Exercise instructions |
Print, exactly and completely, every entry in the data.
##### Listed records
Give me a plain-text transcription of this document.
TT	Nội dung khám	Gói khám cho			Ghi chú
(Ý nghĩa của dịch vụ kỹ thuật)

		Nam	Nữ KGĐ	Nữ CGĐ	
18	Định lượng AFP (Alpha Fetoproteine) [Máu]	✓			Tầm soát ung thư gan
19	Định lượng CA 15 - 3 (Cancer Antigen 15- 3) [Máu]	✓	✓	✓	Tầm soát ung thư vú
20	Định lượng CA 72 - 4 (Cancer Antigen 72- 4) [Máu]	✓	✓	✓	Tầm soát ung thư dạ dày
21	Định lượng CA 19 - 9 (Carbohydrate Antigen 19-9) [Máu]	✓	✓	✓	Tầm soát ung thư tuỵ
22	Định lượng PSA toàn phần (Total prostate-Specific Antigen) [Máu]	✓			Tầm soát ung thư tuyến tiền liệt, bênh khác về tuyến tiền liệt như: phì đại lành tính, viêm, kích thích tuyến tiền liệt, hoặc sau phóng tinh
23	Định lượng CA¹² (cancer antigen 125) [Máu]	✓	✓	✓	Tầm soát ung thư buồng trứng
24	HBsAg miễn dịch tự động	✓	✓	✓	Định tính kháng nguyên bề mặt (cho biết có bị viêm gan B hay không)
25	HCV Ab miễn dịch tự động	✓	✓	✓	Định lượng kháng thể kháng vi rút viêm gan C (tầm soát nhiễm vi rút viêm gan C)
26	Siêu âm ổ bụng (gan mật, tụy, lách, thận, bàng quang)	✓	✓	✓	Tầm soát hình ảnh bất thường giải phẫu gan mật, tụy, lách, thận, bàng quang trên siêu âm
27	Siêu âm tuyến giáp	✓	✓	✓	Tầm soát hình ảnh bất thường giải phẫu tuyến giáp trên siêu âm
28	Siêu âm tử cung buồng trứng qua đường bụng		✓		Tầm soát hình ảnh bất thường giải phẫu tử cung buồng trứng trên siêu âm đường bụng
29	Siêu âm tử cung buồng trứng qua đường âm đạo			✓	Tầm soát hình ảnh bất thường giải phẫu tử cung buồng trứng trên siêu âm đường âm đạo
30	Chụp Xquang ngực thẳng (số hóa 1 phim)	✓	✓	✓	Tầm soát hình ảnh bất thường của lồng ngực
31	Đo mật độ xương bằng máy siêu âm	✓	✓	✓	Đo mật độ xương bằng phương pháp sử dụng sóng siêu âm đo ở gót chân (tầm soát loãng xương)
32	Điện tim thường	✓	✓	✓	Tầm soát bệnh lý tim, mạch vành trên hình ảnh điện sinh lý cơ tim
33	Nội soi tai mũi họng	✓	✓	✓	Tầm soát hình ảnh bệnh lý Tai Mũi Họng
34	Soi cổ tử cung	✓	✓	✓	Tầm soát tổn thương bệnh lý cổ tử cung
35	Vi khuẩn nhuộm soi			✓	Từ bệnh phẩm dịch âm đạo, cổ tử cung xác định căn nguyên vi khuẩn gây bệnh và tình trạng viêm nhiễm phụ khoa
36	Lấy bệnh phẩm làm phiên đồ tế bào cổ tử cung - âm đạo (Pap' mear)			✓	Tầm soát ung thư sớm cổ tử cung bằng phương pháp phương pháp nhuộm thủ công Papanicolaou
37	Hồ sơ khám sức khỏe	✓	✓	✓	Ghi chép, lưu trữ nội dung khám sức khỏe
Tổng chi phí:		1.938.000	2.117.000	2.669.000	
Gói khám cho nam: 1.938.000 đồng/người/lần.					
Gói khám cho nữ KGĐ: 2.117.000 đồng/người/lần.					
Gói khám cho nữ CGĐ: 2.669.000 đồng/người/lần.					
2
##########
Solution to the exercise |
Give me a plain-text transcription of this document.
TT	Nội dung khám	Gói khám cho			Ghi chú
(Ý nghĩa của dịch vụ kỹ thuật)

		Nam	Nữ KGĐ	Nữ CGĐ	
18	Định lượng AFP (Alpha Fetoproteine) [Máu]	✓			Tầm soát ung thư gan
19	Định lượng CA 15 - 3 (Cancer Antigen 15- 3) [Máu]	✓	✓	✓	Tầm soát ung thư vú
20	Định lượng CA 72 - 4 (Cancer Antigen 72- 4) [Máu]	✓	✓	✓	Tầm soát ung thư dạ dày
21	Định lượng CA 19 - 9 (Carbohydrate Antigen 19-9) [Máu]	✓	✓	✓	Tầm soát ung thư tuỵ
22	Định lượng PSA toàn phần (Total prostate-Specific Antigen) [Máu]	✓			Tầm soát ung thư tuyến tiền liệt, bênh khác về tuyến tiền liệt như: phì đại lành tính, viêm, kích thích tuyến tiền liệt, hoặc sau phóng tinh
23	Định lượng CA¹² (cancer antigen 125) [Máu]	✓	✓	✓	Tầm soát ung thư buồng trứng
24	HBsAg miễn dịch tự động	✓	✓	✓	Định tính kháng nguyên bề mặt (cho biết có bị viêm gan B hay không)
25	HCV Ab miễn dịch tự động	✓	✓	✓	Định lượng kháng thể kháng vi rút viêm gan C (tầm soát nhiễm vi rút viêm gan C)
26	Siêu âm ổ bụng (gan mật, tụy, lách, thận, bàng quang)	✓	✓	✓	Tầm soát hình ảnh bất thường giải phẫu gan mật, tụy, lách, thận, bàng quang trên siêu âm
27	Siêu âm tuyến giáp	✓	✓	✓	Tầm soát hình ảnh bất thường giải phẫu tuyến giáp trên siêu âm
28	Siêu âm tử cung buồng trứng qua đường bụng		✓		Tầm soát hình ảnh bất thường giải phẫu tử cung buồng trứng trên siêu âm đường bụng
29	Siêu âm tử cung buồng trứng qua đường âm đạo			✓	Tầm soát hình ảnh bất thường giải phẫu tử cung buồng trứng trên siêu âm đường âm đạo
30	Chụp Xquang ngực thẳng (số hóa 1 phim)	✓	✓	✓	Tầm soát hình ảnh bất thường của lồng ngực
31	Đo mật độ xương bằng máy siêu âm	✓	✓	✓	Đo mật độ xương bằng phương pháp sử dụng sóng siêu âm đo ở gót chân (tầm soát loãng xương)
32	Điện tim thường	✓	✓	✓	Tầm soát bệnh lý tim, mạch vành trên hình ảnh điện sinh lý cơ tim
33	Nội soi tai mũi họng	✓	✓	✓	Tầm soát hình ảnh bệnh lý Tai Mũi Họng
34	Soi cổ tử cung	✓	✓	✓	Tầm soát tổn thương bệnh lý cổ tử cung
35	Vi khuẩn nhuộm soi			✓	Từ bệnh phẩm dịch âm đạo, cổ tử cung xác định căn nguyên vi khuẩn gây bệnh và tình trạng viêm nhiễm phụ khoa
36	Lấy bệnh phẩm làm phiên đồ tế bào cổ tử cung - âm đạo (Pap' mear)			✓	Tầm soát ung thư sớm cổ tử cung bằng phương pháp phương pháp nhuộm thủ công Papanicolaou
37	Hồ sơ khám sức khỏe	✓	✓	✓	Ghi chép, lưu trữ nội dung khám sức khỏe
Tổng chi phí:		1.938.000	2.117.000	2.669.000	
Gói khám cho nam: 1.938.000 đồng/người/lần.					
Gói khám cho nữ KGĐ: 2.117.000 đồng/người/lần.					
Gói khám cho nữ CGĐ: 2.669.000 đồng/người/lần.					
2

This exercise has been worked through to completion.